Brief
Extract all lines that hold "What" from the records below.

Extracted material
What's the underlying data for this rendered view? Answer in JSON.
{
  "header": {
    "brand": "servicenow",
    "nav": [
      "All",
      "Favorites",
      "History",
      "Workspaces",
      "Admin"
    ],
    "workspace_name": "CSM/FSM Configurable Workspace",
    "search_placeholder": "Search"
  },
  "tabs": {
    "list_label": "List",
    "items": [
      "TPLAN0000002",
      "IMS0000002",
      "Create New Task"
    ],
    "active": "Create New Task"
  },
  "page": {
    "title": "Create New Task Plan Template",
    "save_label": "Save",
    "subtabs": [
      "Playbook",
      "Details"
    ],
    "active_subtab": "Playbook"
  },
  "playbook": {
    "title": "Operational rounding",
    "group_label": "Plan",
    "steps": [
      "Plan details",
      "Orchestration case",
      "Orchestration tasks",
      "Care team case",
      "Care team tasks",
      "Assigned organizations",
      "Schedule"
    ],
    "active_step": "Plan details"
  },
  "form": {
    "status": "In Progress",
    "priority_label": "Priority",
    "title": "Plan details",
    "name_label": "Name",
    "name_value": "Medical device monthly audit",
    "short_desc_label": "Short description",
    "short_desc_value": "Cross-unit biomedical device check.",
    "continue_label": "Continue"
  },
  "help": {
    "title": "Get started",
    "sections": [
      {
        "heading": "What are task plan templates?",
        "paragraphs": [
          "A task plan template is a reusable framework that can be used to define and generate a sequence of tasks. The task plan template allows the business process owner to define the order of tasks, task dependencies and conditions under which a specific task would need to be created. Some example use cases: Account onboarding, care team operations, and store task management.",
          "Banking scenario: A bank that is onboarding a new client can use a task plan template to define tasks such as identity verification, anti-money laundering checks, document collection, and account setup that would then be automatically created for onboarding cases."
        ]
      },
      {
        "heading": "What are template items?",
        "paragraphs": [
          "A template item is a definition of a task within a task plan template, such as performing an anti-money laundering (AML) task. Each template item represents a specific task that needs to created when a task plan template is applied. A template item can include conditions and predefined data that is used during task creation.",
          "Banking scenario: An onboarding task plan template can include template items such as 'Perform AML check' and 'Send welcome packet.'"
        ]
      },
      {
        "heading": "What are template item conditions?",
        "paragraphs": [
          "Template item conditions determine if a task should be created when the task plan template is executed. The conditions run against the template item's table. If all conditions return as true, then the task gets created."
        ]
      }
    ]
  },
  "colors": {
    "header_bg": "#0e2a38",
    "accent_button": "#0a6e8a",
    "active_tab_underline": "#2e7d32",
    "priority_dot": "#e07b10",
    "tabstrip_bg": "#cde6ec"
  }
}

Written response
What's the underlying data for this rendered view? Answer in JSON.
        "heading": "What are task plan templates?",
        "heading": "What are template items?",
        "heading": "What are template item conditions?",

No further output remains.